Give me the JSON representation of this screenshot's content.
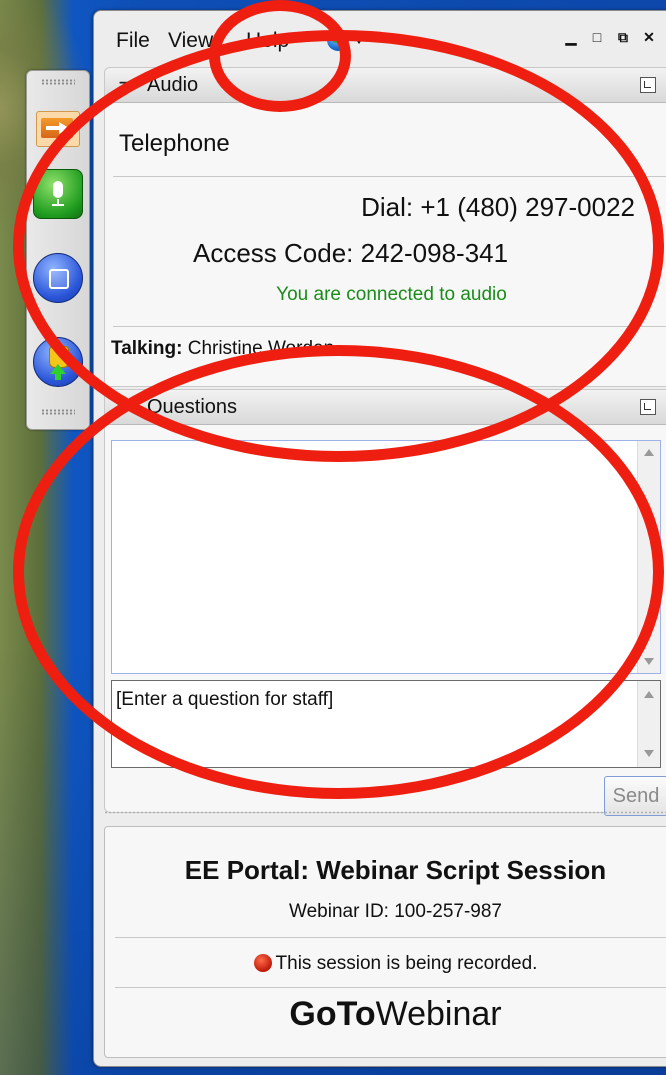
{
  "menu": {
    "file": "File",
    "view": "View",
    "help": "Help"
  },
  "window_controls": {
    "minimize": "▁",
    "maximize": "□",
    "restore": "⧉",
    "close": "✕"
  },
  "audio": {
    "header": "Audio",
    "mode": "Telephone",
    "dial": "Dial: +1 (480) 297-0022",
    "access_code": "Access Code: 242-098-341",
    "status": "You are connected to audio",
    "talking_label": "Talking:",
    "talking_name": "Christine Worden"
  },
  "questions": {
    "header": "Questions",
    "input_placeholder": "[Enter a question for staff]",
    "send_label": "Send"
  },
  "session": {
    "title": "EE Portal: Webinar Script Session",
    "webinar_id": "Webinar ID: 100-257-987",
    "recording": "This session is being recorded.",
    "brand_bold": "GoTo",
    "brand_thin": "Webinar"
  },
  "colors": {
    "connected_status": "#1b8c1b",
    "annotation": "#ee1f10",
    "record_dot": "#c01808"
  }
}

· · ·

Aim of the task: Only lines holding the string "Webinar" are wanted; gather each one from the entries above.

Written answer:
    "title": "EE Portal: Webinar Script Session",
    "webinar_id": "Webinar ID: 100-257-987",
    "brand_thin": "Webinar"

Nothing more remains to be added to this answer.